RECORDS:
::::

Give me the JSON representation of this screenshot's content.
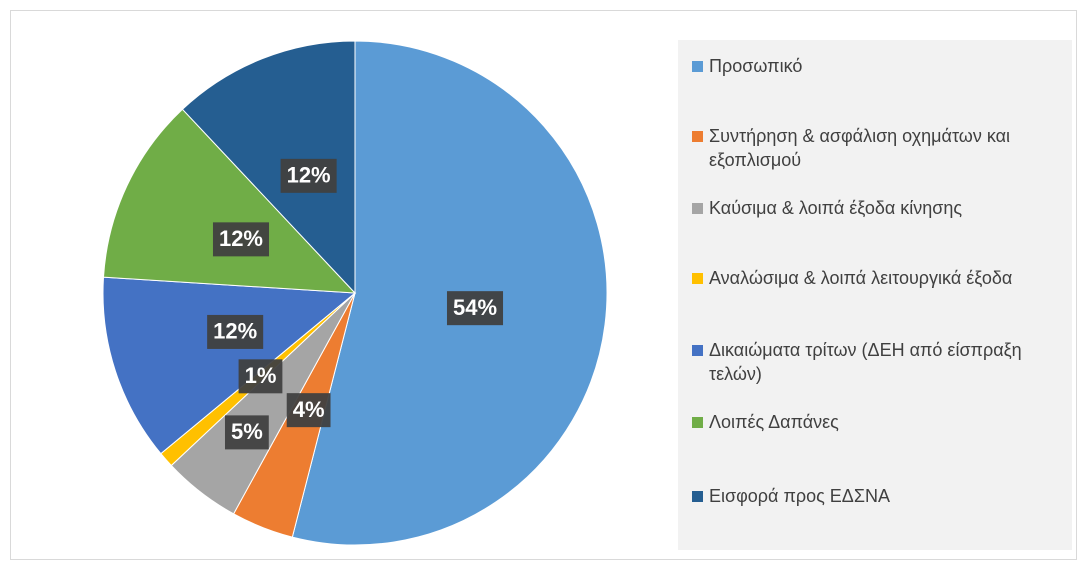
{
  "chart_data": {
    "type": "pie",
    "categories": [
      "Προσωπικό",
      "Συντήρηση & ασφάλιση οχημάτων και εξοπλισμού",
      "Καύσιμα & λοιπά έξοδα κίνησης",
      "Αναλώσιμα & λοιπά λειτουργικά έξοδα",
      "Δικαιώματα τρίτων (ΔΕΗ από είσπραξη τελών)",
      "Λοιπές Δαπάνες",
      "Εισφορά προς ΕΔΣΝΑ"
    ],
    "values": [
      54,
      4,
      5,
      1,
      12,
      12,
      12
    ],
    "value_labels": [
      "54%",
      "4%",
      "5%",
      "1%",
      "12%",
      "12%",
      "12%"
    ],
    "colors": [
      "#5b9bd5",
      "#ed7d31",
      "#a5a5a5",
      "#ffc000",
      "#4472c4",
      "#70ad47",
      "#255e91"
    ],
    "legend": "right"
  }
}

::::

SET PROBLEM:
Retype all the records shown above, character for character. Omit every picture.

RESPONSE TO THIS TASK:
Give me the JSON representation of this screenshot's content.
{
  "chart_data": {
    "type": "pie",
    "categories": [
      "Προσωπικό",
      "Συντήρηση & ασφάλιση οχημάτων και εξοπλισμού",
      "Καύσιμα & λοιπά έξοδα κίνησης",
      "Αναλώσιμα & λοιπά λειτουργικά έξοδα",
      "Δικαιώματα τρίτων (ΔΕΗ από είσπραξη τελών)",
      "Λοιπές Δαπάνες",
      "Εισφορά προς ΕΔΣΝΑ"
    ],
    "values": [
      54,
      4,
      5,
      1,
      12,
      12,
      12
    ],
    "value_labels": [
      "54%",
      "4%",
      "5%",
      "1%",
      "12%",
      "12%",
      "12%"
    ],
    "colors": [
      "#5b9bd5",
      "#ed7d31",
      "#a5a5a5",
      "#ffc000",
      "#4472c4",
      "#70ad47",
      "#255e91"
    ],
    "legend": "right"
  }
}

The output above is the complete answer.